- **Directions for this task**:
Gather all lines in the data that hold the string "total".

- **Source records**:
· · ·
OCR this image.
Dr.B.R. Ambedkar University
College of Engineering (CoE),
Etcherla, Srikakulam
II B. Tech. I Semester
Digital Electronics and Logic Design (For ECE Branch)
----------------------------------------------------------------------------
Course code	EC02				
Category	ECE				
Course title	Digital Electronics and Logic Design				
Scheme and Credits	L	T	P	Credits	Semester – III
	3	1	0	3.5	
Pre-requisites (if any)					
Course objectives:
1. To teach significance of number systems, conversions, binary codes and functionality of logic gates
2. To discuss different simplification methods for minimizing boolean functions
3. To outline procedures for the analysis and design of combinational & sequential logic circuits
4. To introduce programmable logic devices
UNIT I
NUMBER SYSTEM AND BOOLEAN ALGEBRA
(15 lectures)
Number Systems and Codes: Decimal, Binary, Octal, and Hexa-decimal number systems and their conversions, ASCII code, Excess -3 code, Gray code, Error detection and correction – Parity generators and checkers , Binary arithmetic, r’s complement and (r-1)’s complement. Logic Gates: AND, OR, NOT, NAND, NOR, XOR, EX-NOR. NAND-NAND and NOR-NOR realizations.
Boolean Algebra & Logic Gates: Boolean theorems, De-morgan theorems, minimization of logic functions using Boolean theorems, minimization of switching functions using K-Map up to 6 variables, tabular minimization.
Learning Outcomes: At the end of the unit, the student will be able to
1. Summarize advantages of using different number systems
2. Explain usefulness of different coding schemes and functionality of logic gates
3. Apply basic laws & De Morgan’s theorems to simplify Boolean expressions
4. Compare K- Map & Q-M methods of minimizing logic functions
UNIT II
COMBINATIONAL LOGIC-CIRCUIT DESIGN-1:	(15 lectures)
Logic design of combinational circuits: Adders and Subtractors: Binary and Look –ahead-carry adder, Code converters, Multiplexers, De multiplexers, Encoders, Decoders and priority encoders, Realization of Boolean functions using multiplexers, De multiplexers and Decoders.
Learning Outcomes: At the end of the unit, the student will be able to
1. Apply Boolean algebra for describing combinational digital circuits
· · ·
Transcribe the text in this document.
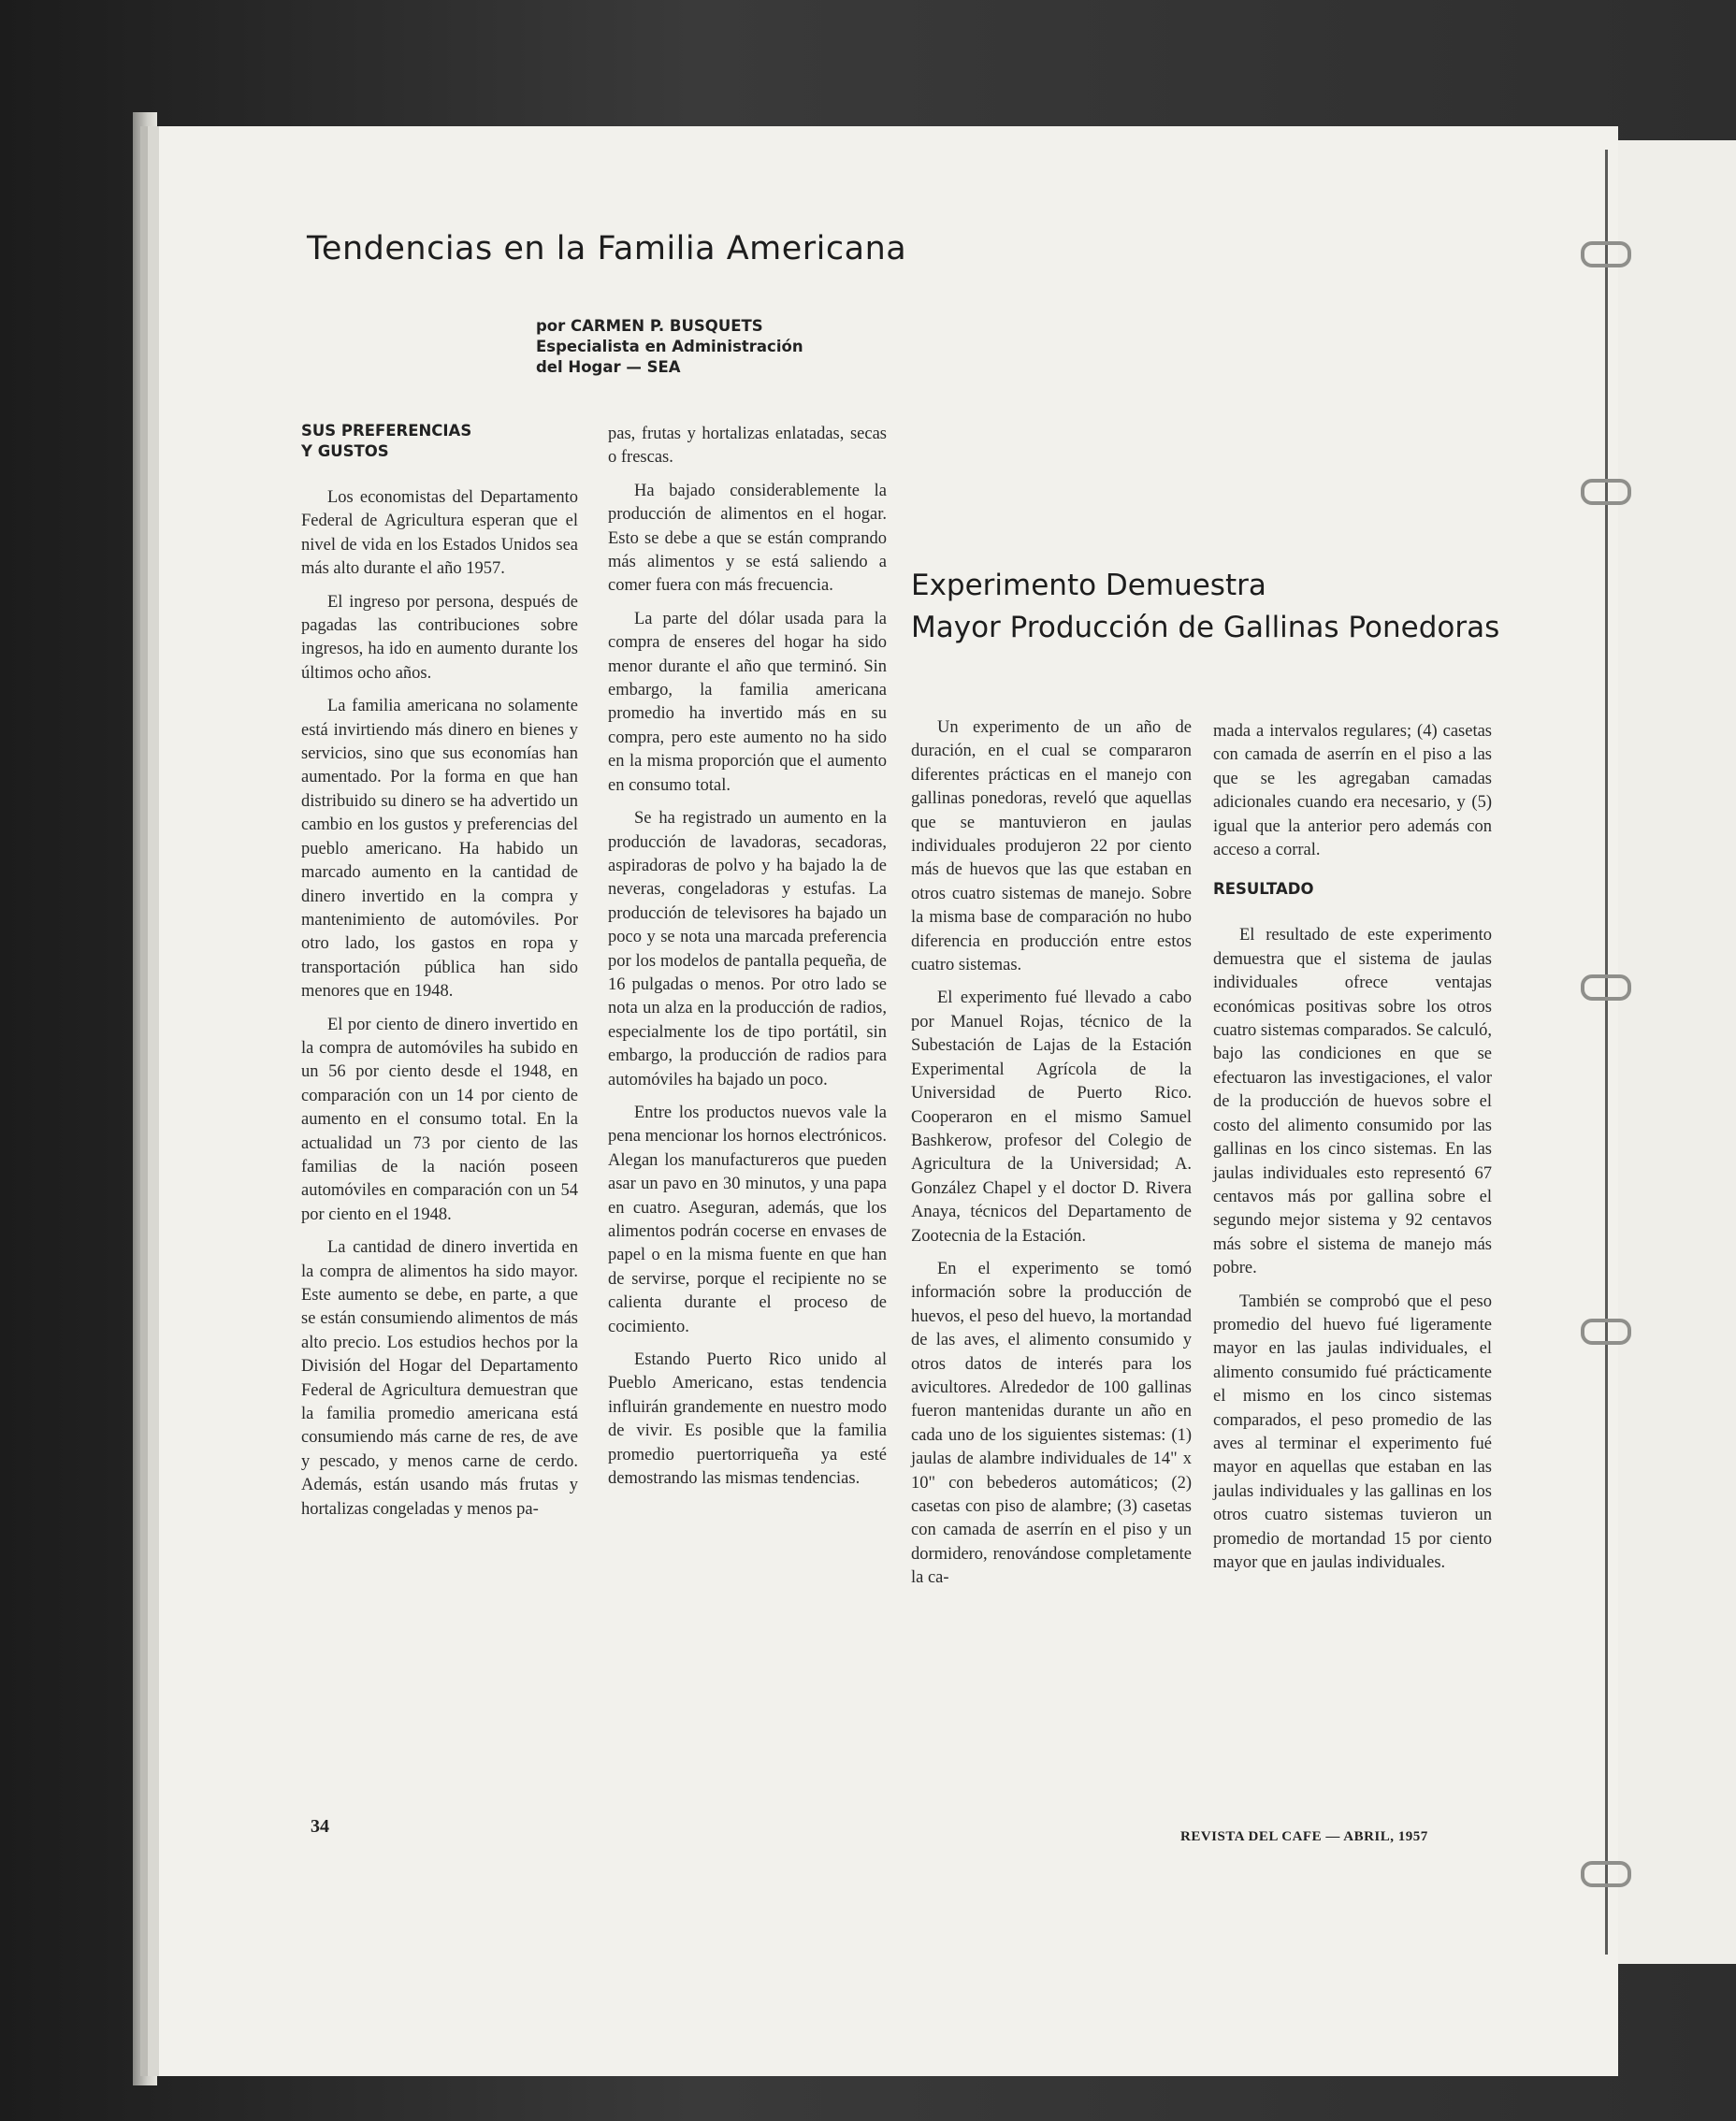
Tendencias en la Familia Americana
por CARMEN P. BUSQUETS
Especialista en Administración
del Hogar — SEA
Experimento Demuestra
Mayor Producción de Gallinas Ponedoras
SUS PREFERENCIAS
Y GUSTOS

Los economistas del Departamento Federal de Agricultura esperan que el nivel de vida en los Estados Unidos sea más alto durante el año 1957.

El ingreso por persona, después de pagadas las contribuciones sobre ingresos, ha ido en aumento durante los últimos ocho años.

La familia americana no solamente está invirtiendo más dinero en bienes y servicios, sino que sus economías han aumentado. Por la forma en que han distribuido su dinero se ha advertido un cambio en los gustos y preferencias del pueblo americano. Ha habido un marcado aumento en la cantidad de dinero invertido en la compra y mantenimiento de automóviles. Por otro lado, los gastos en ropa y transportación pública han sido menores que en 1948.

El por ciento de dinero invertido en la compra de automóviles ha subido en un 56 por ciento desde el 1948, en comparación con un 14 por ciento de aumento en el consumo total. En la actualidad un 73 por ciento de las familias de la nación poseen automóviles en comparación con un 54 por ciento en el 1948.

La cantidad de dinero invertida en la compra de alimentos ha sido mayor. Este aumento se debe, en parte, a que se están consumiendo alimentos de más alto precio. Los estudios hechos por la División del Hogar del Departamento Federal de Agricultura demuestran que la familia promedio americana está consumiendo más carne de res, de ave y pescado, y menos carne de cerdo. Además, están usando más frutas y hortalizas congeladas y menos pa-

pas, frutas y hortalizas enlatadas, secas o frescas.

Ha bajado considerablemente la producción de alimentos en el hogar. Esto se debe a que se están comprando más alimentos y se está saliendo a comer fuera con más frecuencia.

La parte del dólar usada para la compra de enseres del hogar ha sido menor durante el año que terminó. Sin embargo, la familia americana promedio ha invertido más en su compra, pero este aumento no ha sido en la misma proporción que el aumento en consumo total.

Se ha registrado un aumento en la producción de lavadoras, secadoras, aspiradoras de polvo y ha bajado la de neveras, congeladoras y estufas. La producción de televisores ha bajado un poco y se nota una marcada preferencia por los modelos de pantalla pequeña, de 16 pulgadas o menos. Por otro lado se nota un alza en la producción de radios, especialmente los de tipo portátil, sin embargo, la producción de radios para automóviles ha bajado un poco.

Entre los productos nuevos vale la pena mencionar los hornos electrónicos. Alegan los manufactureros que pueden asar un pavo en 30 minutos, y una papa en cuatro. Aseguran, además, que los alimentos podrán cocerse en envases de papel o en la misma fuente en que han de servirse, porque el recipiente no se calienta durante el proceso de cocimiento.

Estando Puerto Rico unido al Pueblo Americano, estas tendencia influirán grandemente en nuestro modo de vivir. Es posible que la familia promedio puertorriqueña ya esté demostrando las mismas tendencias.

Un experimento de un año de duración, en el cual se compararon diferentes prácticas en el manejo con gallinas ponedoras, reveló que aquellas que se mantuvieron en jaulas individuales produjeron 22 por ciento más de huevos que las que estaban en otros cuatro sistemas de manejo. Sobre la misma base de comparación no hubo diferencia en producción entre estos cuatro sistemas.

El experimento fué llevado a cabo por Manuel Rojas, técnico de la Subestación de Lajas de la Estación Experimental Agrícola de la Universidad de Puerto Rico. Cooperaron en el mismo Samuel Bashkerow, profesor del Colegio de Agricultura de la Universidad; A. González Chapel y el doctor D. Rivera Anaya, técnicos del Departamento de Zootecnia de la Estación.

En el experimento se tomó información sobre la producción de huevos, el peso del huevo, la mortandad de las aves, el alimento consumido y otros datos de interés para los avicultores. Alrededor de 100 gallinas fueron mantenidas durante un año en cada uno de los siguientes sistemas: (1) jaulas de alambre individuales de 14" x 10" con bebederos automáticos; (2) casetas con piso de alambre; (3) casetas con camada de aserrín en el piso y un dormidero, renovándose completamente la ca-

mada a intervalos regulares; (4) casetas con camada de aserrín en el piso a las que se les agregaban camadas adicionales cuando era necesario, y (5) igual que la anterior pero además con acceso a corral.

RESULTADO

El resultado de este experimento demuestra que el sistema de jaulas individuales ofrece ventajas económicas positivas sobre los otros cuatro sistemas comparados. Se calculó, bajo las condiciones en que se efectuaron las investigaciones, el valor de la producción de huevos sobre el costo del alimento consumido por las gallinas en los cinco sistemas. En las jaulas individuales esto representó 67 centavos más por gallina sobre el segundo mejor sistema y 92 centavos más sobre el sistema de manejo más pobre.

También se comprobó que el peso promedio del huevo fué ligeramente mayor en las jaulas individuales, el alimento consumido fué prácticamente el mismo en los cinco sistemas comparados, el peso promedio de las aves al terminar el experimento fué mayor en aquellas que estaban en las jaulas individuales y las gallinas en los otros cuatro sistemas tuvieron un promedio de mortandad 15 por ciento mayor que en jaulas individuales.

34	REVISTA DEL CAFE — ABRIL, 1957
· · ·
- **Written answer**:
El por ciento de dinero invertido en la compra de automóviles ha subido en un 56 por ciento desde el 1948, en comparación con un 14 por ciento de aumento en el consumo total. En la actualidad un 73 por ciento de las familias de la nación poseen automóviles en comparación con un 54 por ciento en el 1948.
La parte del dólar usada para la compra de enseres del hogar ha sido menor durante el año que terminó. Sin embargo, la familia americana promedio ha invertido más en su compra, pero este aumento no ha sido en la misma proporción que el aumento en consumo total.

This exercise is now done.